*** Given entries ***

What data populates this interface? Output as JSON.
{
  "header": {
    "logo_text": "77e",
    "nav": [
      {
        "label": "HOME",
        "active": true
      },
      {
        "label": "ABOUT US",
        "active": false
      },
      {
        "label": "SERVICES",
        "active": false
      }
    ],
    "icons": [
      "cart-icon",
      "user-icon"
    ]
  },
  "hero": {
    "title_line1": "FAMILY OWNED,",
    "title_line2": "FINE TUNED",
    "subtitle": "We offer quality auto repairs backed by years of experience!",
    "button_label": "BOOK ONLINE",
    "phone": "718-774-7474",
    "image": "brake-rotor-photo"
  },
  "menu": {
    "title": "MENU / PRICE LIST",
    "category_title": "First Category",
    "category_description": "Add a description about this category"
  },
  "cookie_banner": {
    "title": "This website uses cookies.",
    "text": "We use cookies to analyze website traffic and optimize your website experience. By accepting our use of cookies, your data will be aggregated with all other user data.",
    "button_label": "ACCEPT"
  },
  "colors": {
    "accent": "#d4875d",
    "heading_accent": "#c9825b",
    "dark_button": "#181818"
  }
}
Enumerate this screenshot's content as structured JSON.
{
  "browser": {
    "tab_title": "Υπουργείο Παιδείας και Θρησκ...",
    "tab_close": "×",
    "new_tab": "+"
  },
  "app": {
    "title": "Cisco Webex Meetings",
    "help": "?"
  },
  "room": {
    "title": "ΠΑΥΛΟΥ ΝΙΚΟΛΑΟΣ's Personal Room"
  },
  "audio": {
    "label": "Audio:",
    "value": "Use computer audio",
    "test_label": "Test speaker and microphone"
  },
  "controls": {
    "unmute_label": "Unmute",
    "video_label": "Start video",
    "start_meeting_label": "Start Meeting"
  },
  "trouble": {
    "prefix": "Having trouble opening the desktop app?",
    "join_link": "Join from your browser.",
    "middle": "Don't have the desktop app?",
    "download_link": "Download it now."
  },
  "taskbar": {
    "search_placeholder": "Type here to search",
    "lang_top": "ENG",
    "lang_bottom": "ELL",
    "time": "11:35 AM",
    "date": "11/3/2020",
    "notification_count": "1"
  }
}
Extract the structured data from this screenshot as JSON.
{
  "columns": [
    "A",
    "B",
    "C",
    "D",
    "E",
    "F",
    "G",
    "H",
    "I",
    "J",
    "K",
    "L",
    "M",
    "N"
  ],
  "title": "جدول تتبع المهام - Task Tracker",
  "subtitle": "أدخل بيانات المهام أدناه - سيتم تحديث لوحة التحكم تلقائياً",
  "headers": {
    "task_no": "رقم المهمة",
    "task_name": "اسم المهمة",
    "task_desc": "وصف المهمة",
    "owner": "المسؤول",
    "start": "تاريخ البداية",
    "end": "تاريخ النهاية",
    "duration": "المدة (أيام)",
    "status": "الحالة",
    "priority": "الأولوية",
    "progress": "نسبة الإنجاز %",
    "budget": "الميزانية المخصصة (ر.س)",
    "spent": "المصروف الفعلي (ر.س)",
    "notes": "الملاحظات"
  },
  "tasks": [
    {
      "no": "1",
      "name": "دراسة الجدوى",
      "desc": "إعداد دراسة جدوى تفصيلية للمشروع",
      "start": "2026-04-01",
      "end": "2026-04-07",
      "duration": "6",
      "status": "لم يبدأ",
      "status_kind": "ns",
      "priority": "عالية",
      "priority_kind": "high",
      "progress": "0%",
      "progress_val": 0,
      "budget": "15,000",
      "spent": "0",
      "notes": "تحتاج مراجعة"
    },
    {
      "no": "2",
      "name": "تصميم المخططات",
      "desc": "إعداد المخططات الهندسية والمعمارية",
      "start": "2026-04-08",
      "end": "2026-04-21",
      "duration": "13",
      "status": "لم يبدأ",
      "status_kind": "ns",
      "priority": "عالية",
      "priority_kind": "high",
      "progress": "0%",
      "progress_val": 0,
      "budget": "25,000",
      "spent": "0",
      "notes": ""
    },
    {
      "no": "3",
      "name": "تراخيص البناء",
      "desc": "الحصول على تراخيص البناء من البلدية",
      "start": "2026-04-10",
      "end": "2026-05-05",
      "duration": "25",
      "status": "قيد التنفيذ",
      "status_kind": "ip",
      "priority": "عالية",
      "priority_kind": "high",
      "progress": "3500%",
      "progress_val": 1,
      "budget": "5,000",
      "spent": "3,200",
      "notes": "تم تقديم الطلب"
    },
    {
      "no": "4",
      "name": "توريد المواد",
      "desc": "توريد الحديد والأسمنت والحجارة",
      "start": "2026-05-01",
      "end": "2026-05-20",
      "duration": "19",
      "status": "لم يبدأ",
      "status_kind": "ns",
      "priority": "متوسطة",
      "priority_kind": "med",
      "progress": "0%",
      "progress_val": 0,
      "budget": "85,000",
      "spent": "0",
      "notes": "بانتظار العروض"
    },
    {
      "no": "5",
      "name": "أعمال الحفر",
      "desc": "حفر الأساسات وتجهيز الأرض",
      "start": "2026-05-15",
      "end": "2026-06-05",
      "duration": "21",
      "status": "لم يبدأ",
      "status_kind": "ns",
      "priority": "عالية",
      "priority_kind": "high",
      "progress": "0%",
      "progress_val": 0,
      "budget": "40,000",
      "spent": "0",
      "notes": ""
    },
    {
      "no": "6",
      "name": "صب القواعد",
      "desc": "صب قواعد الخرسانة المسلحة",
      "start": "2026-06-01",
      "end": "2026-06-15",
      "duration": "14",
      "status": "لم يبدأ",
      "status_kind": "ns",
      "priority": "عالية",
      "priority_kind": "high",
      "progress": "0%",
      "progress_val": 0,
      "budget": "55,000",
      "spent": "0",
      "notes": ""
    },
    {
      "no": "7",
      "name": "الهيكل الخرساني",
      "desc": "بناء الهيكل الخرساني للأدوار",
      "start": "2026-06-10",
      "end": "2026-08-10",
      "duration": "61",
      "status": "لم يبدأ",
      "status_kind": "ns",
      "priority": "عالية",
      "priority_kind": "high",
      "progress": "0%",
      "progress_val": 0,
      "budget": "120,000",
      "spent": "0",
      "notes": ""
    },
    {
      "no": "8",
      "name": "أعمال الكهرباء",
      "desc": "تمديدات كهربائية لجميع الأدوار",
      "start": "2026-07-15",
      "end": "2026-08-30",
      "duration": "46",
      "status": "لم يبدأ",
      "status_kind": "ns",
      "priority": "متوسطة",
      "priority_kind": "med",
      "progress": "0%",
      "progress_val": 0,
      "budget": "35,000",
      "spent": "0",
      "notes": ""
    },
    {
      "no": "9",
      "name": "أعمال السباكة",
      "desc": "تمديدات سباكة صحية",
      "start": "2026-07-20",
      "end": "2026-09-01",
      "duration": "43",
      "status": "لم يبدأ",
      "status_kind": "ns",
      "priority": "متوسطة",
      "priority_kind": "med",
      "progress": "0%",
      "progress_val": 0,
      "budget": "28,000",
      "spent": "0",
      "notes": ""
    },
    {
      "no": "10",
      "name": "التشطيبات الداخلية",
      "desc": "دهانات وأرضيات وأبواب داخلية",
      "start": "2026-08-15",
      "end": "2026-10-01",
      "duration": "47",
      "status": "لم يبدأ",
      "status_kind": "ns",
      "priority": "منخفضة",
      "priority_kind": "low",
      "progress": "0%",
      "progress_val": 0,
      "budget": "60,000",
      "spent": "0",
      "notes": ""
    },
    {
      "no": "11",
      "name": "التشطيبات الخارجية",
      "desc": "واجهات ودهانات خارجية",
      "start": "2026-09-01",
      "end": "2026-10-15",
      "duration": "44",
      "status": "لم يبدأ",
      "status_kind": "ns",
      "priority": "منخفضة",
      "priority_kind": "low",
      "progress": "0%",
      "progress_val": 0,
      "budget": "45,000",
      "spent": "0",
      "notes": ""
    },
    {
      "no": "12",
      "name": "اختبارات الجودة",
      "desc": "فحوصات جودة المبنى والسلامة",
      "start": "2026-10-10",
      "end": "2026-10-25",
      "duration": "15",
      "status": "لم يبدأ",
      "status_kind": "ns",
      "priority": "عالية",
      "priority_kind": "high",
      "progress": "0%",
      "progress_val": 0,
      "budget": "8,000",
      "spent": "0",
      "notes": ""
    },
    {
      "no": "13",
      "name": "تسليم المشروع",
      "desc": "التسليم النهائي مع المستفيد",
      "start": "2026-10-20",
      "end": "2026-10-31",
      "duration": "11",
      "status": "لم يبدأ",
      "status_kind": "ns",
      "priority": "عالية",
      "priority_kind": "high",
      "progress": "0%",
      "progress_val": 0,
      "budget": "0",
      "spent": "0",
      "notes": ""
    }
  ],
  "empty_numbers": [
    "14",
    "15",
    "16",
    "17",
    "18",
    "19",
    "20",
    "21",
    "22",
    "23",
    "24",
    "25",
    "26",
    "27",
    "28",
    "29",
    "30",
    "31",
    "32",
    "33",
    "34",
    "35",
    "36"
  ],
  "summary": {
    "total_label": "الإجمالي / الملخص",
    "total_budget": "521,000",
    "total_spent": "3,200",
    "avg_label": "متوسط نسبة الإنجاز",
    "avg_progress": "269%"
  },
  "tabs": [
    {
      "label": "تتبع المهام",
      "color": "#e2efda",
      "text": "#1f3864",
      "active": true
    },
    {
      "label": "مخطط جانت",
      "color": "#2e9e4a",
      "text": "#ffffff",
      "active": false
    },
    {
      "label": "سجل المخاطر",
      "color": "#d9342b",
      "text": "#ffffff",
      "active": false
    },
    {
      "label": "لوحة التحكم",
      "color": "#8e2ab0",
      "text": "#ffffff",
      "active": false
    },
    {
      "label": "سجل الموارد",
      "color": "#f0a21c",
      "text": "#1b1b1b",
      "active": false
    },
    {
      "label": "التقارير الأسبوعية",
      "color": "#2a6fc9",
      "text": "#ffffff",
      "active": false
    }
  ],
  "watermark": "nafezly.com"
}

***

Instructions for the task - In the records above, collect each line with "تراخيص".

Written reply -
      "name": "تراخيص البناء",
      "desc": "الحصول على تراخيص البناء من البلدية",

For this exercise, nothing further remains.